§ **EXERCISE INPUTS**:
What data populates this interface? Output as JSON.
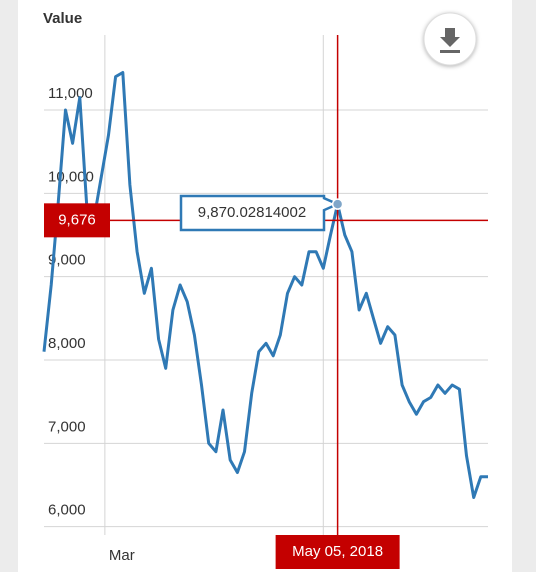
{
  "chart_data": {
    "type": "line",
    "title": "Value",
    "x": [
      "2018-02-12",
      "2018-02-14",
      "2018-02-16",
      "2018-02-18",
      "2018-02-20",
      "2018-02-22",
      "2018-02-24",
      "2018-02-26",
      "2018-02-28",
      "2018-03-02",
      "2018-03-04",
      "2018-03-06",
      "2018-03-08",
      "2018-03-10",
      "2018-03-12",
      "2018-03-14",
      "2018-03-16",
      "2018-03-18",
      "2018-03-20",
      "2018-03-22",
      "2018-03-24",
      "2018-03-26",
      "2018-03-28",
      "2018-03-30",
      "2018-04-01",
      "2018-04-03",
      "2018-04-05",
      "2018-04-07",
      "2018-04-09",
      "2018-04-11",
      "2018-04-13",
      "2018-04-15",
      "2018-04-17",
      "2018-04-19",
      "2018-04-21",
      "2018-04-23",
      "2018-04-25",
      "2018-04-27",
      "2018-04-29",
      "2018-05-01",
      "2018-05-03",
      "2018-05-05",
      "2018-05-07",
      "2018-05-09",
      "2018-05-11",
      "2018-05-13",
      "2018-05-15",
      "2018-05-17",
      "2018-05-19",
      "2018-05-21",
      "2018-05-23",
      "2018-05-25",
      "2018-05-27",
      "2018-05-29",
      "2018-05-31",
      "2018-06-02",
      "2018-06-04",
      "2018-06-06",
      "2018-06-08",
      "2018-06-10",
      "2018-06-12",
      "2018-06-14",
      "2018-06-16"
    ],
    "series": [
      {
        "color": "#2f79b5",
        "values": [
          8100,
          8900,
          9900,
          11000,
          10600,
          11150,
          9800,
          9700,
          10200,
          10700,
          11400,
          11450,
          10100,
          9300,
          8800,
          9100,
          8250,
          7900,
          8600,
          8900,
          8700,
          8300,
          7700,
          7000,
          6900,
          7400,
          6800,
          6650,
          6900,
          7600,
          8100,
          8200,
          8050,
          8300,
          8800,
          9000,
          8900,
          9300,
          9300,
          9100,
          9500,
          9870.02814002,
          9500,
          9300,
          8600,
          8800,
          8500,
          8200,
          8400,
          8300,
          7700,
          7500,
          7350,
          7500,
          7550,
          7700,
          7600,
          7700,
          7650,
          6850,
          6350,
          6600,
          6600
        ]
      }
    ],
    "xlim": [
      "2018-02-12",
      "2018-06-16"
    ],
    "xticks": [
      {
        "value": "2018-03-01",
        "label": "Mar"
      },
      {
        "value": "2018-05-01",
        "label": null
      }
    ],
    "ylim": [
      5900,
      11900
    ],
    "yticks": [
      {
        "value": 6000,
        "label": "6,000"
      },
      {
        "value": 7000,
        "label": "7,000"
      },
      {
        "value": 8000,
        "label": "8,000"
      },
      {
        "value": 9000,
        "label": "9,000"
      },
      {
        "value": 10000,
        "label": "10,000"
      },
      {
        "value": 11000,
        "label": "11,000"
      }
    ],
    "grid": true,
    "highlight": {
      "index": 41,
      "tooltip": "9,870.02814002"
    },
    "crosshair": {
      "x": {
        "value": "2018-05-05",
        "label": "May 05, 2018"
      },
      "y": {
        "value": 9676,
        "label": "9,676"
      },
      "color": "#c40000"
    }
  }
}
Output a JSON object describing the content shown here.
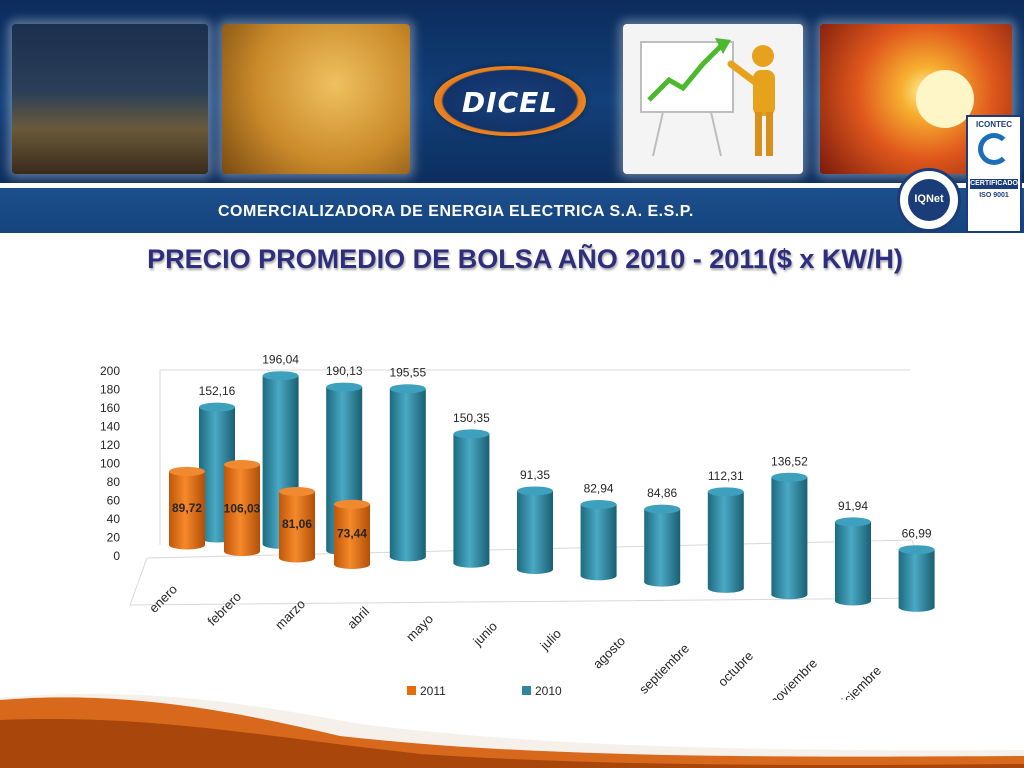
{
  "company_name": "COMERCIALIZADORA DE ENERGIA ELECTRICA S.A. E.S.P.",
  "logo_text": "DICEL",
  "certifications": {
    "iqnet": "IQNet",
    "icontec_name": "ICONTEC",
    "icontec_certified": "CERTIFICADO",
    "icontec_standard": "ISO 9001"
  },
  "colors": {
    "series_2011": "#e46c0a",
    "series_2010": "#31859c",
    "banner": "#12407a",
    "title": "#2e2e7e"
  },
  "chart_data": {
    "type": "bar",
    "title": "PRECIO PROMEDIO DE BOLSA AÑO 2010 - 2011($ x KW/H)",
    "categories": [
      "enero",
      "febrero",
      "marzo",
      "abril",
      "mayo",
      "junio",
      "julio",
      "agosto",
      "septiembre",
      "octubre",
      "noviembre",
      "diciembre"
    ],
    "series": [
      {
        "name": "2011",
        "values": [
          89.72,
          106.03,
          81.06,
          73.44,
          null,
          null,
          null,
          null,
          null,
          null,
          null,
          null
        ],
        "labels": [
          "89,72",
          "106,03",
          "81,06",
          "73,44"
        ]
      },
      {
        "name": "2010",
        "values": [
          152.16,
          196.04,
          190.13,
          195.55,
          150.35,
          91.35,
          82.94,
          84.86,
          112.31,
          136.52,
          91.94,
          66.99
        ],
        "labels": [
          "152,16",
          "196,04",
          "190,13",
          "195,55",
          "150,35",
          "91,35",
          "82,94",
          "84,86",
          "112,31",
          "136,52",
          "91,94",
          "66,99"
        ]
      }
    ],
    "y_ticks": [
      "0",
      "20",
      "40",
      "60",
      "80",
      "100",
      "120",
      "140",
      "160",
      "180",
      "200"
    ],
    "ylim": [
      0,
      200
    ],
    "legend_position": "bottom",
    "grid": false,
    "style": "3d-cylinder"
  }
}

§ **GIVEN PROBLEM**: Output the records above exactly; leave out the pictures.

§ **ANSWER BELOW**:
What data populates this interface? Output as JSON.
{
  "chart_data": {
    "type": "line",
    "title": "Value",
    "x": [
      "2018-02-12",
      "2018-02-14",
      "2018-02-16",
      "2018-02-18",
      "2018-02-20",
      "2018-02-22",
      "2018-02-24",
      "2018-02-26",
      "2018-02-28",
      "2018-03-02",
      "2018-03-04",
      "2018-03-06",
      "2018-03-08",
      "2018-03-10",
      "2018-03-12",
      "2018-03-14",
      "2018-03-16",
      "2018-03-18",
      "2018-03-20",
      "2018-03-22",
      "2018-03-24",
      "2018-03-26",
      "2018-03-28",
      "2018-03-30",
      "2018-04-01",
      "2018-04-03",
      "2018-04-05",
      "2018-04-07",
      "2018-04-09",
      "2018-04-11",
      "2018-04-13",
      "2018-04-15",
      "2018-04-17",
      "2018-04-19",
      "2018-04-21",
      "2018-04-23",
      "2018-04-25",
      "2018-04-27",
      "2018-04-29",
      "2018-05-01",
      "2018-05-03",
      "2018-05-05",
      "2018-05-07",
      "2018-05-09",
      "2018-05-11",
      "2018-05-13",
      "2018-05-15",
      "2018-05-17",
      "2018-05-19",
      "2018-05-21",
      "2018-05-23",
      "2018-05-25",
      "2018-05-27",
      "2018-05-29",
      "2018-05-31",
      "2018-06-02",
      "2018-06-04",
      "2018-06-06",
      "2018-06-08",
      "2018-06-10",
      "2018-06-12",
      "2018-06-14",
      "2018-06-16"
    ],
    "series": [
      {
        "color": "#2f79b5",
        "values": [
          8100,
          8900,
          9900,
          11000,
          10600,
          11150,
          9800,
          9700,
          10200,
          10700,
          11400,
          11450,
          10100,
          9300,
          8800,
          9100,
          8250,
          7900,
          8600,
          8900,
          8700,
          8300,
          7700,
          7000,
          6900,
          7400,
          6800,
          6650,
          6900,
          7600,
          8100,
          8200,
          8050,
          8300,
          8800,
          9000,
          8900,
          9300,
          9300,
          9100,
          9500,
          9870.02814002,
          9500,
          9300,
          8600,
          8800,
          8500,
          8200,
          8400,
          8300,
          7700,
          7500,
          7350,
          7500,
          7550,
          7700,
          7600,
          7700,
          7650,
          6850,
          6350,
          6600,
          6600
        ]
      }
    ],
    "xlim": [
      "2018-02-12",
      "2018-06-16"
    ],
    "xticks": [
      {
        "value": "2018-03-01",
        "label": "Mar"
      },
      {
        "value": "2018-05-01",
        "label": null
      }
    ],
    "ylim": [
      5900,
      11900
    ],
    "yticks": [
      {
        "value": 6000,
        "label": "6,000"
      },
      {
        "value": 7000,
        "label": "7,000"
      },
      {
        "value": 8000,
        "label": "8,000"
      },
      {
        "value": 9000,
        "label": "9,000"
      },
      {
        "value": 10000,
        "label": "10,000"
      },
      {
        "value": 11000,
        "label": "11,000"
      }
    ],
    "grid": true,
    "highlight": {
      "index": 41,
      "tooltip": "9,870.02814002"
    },
    "crosshair": {
      "x": {
        "value": "2018-05-05",
        "label": "May 05, 2018"
      },
      "y": {
        "value": 9676,
        "label": "9,676"
      },
      "color": "#c40000"
    }
  }
}
Output a JSON object describing the content shown here.
{
  "company_name": "COMERCIALIZADORA DE ENERGIA ELECTRICA S.A. E.S.P.",
  "logo_text": "DICEL",
  "certifications": {
    "iqnet": "IQNet",
    "icontec_name": "ICONTEC",
    "icontec_certified": "CERTIFICADO",
    "icontec_standard": "ISO 9001"
  },
  "colors": {
    "series_2011": "#e46c0a",
    "series_2010": "#31859c",
    "banner": "#12407a",
    "title": "#2e2e7e"
  },
  "chart_data": {
    "type": "bar",
    "title": "PRECIO PROMEDIO DE BOLSA AÑO 2010 - 2011($ x KW/H)",
    "categories": [
      "enero",
      "febrero",
      "marzo",
      "abril",
      "mayo",
      "junio",
      "julio",
      "agosto",
      "septiembre",
      "octubre",
      "noviembre",
      "diciembre"
    ],
    "series": [
      {
        "name": "2011",
        "values": [
          89.72,
          106.03,
          81.06,
          73.44,
          null,
          null,
          null,
          null,
          null,
          null,
          null,
          null
        ],
        "labels": [
          "89,72",
          "106,03",
          "81,06",
          "73,44"
        ]
      },
      {
        "name": "2010",
        "values": [
          152.16,
          196.04,
          190.13,
          195.55,
          150.35,
          91.35,
          82.94,
          84.86,
          112.31,
          136.52,
          91.94,
          66.99
        ],
        "labels": [
          "152,16",
          "196,04",
          "190,13",
          "195,55",
          "150,35",
          "91,35",
          "82,94",
          "84,86",
          "112,31",
          "136,52",
          "91,94",
          "66,99"
        ]
      }
    ],
    "y_ticks": [
      "0",
      "20",
      "40",
      "60",
      "80",
      "100",
      "120",
      "140",
      "160",
      "180",
      "200"
    ],
    "ylim": [
      0,
      200
    ],
    "legend_position": "bottom",
    "grid": false,
    "style": "3d-cylinder"
  }
}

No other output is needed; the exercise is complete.